Orang Amerika itu berujar, "Setelah itu Anda akan menikmati pensiun. Pindah ke suatu desa nelayan kecil dimana Anda bisa bermain-main dengan anak-anak di pantai, tidur siang dengan istri, berjalan-jalan ke desa setiap sore, bertandang ke rumah teman dan bermain gitar bersama mereka."

Ah, jika begitu, untuk apa menghabiskan sebagian besar umur kita untuk bersusah-payah mencari uang jika pada akhirnya kebahagiaan hidup sudah bisa diperoleh saat bermain-main dengan anak-anak di pantai, tidur siang dengan istri, berjalan-jalan ke desa setiap sore, bertandang ke rumah teman dan bermain gitar bersama mereka ? Kehidupan macam apa lagi yang harus dicari ?

Agak sudah juga menjawabnya karena masing-masing orang memiliki cara pandang tersendiri terhadap kehidupan. Tidak ada yang benar dan salah.

**TUGAS PENGERJAAN:**
(a) Tuliskan kembali dengan tepat bagian teks tentang kebahagiaan hidup, mulai dari "Ah, jika begitu, untuk" dan berakhir pada "harus dicari ?".
(b) Terjemahkan kalimat "Tidak ada yang benar dan salah." dari teks tentang kebahagiaan hidup ke dalam bahasa Inggris.

Entri wilayah berlabel:
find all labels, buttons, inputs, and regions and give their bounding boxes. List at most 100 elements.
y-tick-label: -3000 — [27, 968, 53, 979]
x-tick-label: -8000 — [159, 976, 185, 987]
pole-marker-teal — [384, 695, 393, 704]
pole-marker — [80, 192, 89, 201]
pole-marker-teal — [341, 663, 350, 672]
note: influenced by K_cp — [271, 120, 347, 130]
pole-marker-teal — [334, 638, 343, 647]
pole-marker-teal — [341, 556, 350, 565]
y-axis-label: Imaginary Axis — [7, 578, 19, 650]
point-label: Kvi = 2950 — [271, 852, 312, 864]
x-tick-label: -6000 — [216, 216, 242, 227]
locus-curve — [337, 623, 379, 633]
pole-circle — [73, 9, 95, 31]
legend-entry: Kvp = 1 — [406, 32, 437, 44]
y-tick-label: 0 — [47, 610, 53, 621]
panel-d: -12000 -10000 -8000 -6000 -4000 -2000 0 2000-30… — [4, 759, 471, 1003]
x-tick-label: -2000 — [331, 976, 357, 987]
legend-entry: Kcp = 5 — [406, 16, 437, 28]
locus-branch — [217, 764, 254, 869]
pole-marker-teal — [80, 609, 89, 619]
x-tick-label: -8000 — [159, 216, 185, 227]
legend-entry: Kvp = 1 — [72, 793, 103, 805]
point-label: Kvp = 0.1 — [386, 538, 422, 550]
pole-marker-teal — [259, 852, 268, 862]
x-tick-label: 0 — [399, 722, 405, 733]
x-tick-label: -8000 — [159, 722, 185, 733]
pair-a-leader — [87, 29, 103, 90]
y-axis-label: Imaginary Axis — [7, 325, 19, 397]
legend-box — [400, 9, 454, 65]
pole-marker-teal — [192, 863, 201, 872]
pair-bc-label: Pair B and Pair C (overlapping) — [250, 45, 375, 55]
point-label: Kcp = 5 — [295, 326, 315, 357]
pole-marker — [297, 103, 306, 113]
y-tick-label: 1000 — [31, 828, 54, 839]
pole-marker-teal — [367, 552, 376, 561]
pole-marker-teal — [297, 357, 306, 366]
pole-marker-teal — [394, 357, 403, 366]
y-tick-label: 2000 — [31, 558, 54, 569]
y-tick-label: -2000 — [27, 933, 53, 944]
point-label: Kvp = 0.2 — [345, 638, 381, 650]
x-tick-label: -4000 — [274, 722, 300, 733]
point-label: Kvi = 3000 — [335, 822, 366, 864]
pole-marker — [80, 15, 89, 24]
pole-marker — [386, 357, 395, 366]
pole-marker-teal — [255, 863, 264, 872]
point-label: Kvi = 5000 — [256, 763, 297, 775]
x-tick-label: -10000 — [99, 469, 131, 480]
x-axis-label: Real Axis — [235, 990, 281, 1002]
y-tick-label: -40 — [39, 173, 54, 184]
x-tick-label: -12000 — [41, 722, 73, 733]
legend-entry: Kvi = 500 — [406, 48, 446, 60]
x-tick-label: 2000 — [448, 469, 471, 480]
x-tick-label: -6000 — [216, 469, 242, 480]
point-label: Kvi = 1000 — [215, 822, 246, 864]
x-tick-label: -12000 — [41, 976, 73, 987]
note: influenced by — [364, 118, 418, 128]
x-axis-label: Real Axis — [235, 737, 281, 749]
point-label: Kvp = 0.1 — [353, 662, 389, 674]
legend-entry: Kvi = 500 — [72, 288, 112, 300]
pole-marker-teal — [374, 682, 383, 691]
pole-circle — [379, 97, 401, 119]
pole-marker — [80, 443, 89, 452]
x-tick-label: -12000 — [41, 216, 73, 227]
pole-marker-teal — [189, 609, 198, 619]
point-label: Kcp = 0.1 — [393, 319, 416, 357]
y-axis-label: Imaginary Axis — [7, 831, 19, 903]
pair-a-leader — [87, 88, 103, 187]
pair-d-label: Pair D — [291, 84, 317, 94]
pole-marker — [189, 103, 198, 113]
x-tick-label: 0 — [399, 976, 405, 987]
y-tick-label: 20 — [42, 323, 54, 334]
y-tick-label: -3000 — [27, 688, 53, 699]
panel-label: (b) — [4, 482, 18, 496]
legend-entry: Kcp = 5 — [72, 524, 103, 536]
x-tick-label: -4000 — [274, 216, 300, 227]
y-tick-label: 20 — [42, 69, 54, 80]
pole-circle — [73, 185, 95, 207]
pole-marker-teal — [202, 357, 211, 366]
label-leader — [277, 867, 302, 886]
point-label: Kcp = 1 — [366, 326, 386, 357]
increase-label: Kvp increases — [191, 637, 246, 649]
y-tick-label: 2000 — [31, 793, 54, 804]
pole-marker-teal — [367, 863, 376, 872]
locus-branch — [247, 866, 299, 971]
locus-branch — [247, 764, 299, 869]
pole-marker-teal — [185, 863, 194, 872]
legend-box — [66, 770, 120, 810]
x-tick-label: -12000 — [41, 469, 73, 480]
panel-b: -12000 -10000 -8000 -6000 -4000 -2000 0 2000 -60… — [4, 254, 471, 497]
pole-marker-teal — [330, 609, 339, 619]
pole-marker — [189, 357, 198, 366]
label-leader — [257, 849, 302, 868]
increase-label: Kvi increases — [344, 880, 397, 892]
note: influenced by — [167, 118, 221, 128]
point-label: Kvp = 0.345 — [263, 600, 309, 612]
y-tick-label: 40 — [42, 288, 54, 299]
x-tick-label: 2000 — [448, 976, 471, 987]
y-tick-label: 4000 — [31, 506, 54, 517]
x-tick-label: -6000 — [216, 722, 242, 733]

--

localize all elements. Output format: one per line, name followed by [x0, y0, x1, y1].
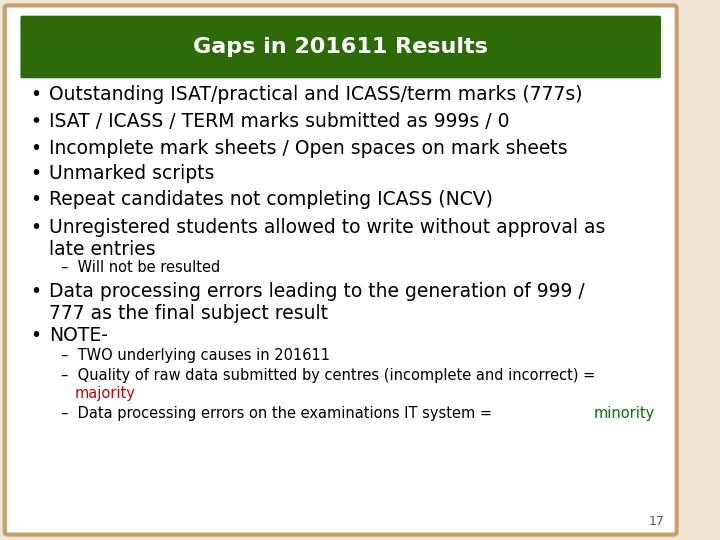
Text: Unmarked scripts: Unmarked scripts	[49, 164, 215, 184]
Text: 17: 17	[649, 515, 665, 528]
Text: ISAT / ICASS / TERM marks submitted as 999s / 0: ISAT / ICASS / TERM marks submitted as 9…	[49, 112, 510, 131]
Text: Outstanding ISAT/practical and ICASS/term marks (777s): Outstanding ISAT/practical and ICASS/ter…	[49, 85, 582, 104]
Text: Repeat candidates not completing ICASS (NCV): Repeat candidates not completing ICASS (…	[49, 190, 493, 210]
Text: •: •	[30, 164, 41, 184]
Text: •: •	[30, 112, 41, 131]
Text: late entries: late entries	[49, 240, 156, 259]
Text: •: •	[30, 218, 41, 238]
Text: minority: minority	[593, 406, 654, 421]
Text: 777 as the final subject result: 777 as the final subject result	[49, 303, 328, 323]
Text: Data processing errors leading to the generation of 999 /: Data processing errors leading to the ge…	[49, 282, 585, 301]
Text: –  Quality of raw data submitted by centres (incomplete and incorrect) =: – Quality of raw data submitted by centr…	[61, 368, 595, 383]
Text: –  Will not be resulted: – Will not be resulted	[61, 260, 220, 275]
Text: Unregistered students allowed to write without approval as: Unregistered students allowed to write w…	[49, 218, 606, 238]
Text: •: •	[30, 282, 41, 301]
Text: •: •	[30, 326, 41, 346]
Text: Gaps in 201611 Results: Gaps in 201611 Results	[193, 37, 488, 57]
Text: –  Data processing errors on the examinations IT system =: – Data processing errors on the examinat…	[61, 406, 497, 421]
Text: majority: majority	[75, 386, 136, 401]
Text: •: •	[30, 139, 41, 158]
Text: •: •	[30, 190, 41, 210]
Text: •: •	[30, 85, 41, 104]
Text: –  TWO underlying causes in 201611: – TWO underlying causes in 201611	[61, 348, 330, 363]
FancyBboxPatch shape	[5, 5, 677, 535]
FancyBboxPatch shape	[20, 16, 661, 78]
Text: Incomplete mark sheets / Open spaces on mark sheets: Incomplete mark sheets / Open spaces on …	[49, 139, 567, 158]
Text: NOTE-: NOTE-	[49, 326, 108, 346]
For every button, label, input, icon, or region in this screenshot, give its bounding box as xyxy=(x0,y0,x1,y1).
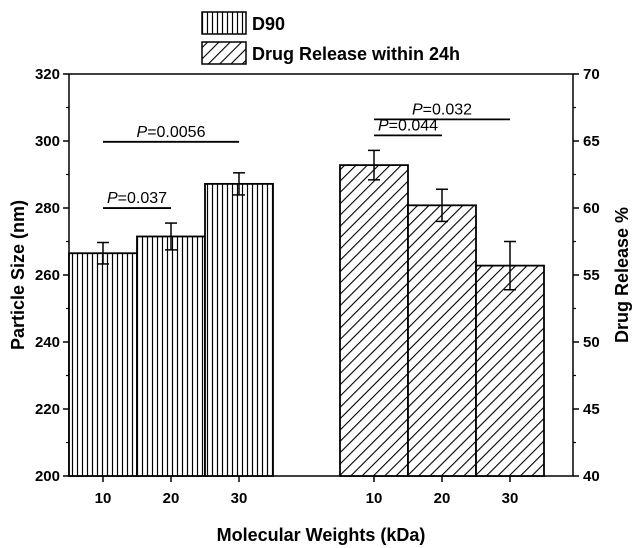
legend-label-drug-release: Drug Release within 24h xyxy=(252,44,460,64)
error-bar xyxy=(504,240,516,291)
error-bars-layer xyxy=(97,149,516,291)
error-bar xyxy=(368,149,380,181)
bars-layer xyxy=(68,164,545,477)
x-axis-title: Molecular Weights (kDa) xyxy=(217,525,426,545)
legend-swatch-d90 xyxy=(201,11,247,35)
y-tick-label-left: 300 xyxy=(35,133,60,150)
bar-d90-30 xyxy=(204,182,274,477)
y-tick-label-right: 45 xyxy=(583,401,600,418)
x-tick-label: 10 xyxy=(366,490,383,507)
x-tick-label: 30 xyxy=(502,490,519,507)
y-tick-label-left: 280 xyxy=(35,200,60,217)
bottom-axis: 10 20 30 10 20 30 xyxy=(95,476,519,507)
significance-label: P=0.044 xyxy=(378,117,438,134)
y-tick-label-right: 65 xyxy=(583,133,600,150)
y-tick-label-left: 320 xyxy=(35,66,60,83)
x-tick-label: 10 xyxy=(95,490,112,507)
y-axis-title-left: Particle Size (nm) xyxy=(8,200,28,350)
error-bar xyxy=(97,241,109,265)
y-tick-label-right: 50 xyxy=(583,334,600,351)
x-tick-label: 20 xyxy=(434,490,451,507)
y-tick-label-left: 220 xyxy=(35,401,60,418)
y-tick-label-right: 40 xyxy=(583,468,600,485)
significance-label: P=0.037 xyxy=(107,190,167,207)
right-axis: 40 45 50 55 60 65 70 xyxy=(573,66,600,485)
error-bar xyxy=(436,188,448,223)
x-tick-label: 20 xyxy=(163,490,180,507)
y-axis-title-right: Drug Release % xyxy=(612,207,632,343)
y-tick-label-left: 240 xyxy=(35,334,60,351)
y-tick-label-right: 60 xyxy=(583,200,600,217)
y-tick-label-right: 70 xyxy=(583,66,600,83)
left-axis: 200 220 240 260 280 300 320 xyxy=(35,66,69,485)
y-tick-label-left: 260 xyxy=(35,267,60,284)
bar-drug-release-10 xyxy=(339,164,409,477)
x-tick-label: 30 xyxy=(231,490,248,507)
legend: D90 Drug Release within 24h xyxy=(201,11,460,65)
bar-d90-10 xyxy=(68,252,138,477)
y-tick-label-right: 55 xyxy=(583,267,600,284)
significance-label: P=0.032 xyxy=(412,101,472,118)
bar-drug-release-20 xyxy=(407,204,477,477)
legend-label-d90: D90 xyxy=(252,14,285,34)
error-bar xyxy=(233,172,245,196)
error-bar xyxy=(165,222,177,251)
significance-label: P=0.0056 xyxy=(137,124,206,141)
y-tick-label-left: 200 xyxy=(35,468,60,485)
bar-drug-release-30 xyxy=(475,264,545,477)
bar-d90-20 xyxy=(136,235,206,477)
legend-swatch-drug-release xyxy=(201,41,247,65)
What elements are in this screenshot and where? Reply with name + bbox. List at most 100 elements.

**JAWABAN TUGAS:**
(a)
Ah, jika begitu, untuk apa menghabiskan sebagian besar umur kita untuk bersusah-payah mencari uang jika pada akhirnya kebahagiaan hidup sudah bisa diperoleh saat bermain-main dengan anak-anak di pantai, tidur siang dengan istri, berjalan-jalan ke desa setiap sore, bertandang ke rumah teman dan bermain gitar bersama mereka ? Kehidupan macam apa lagi yang harus dicari ?

(b) There is no right and wrong.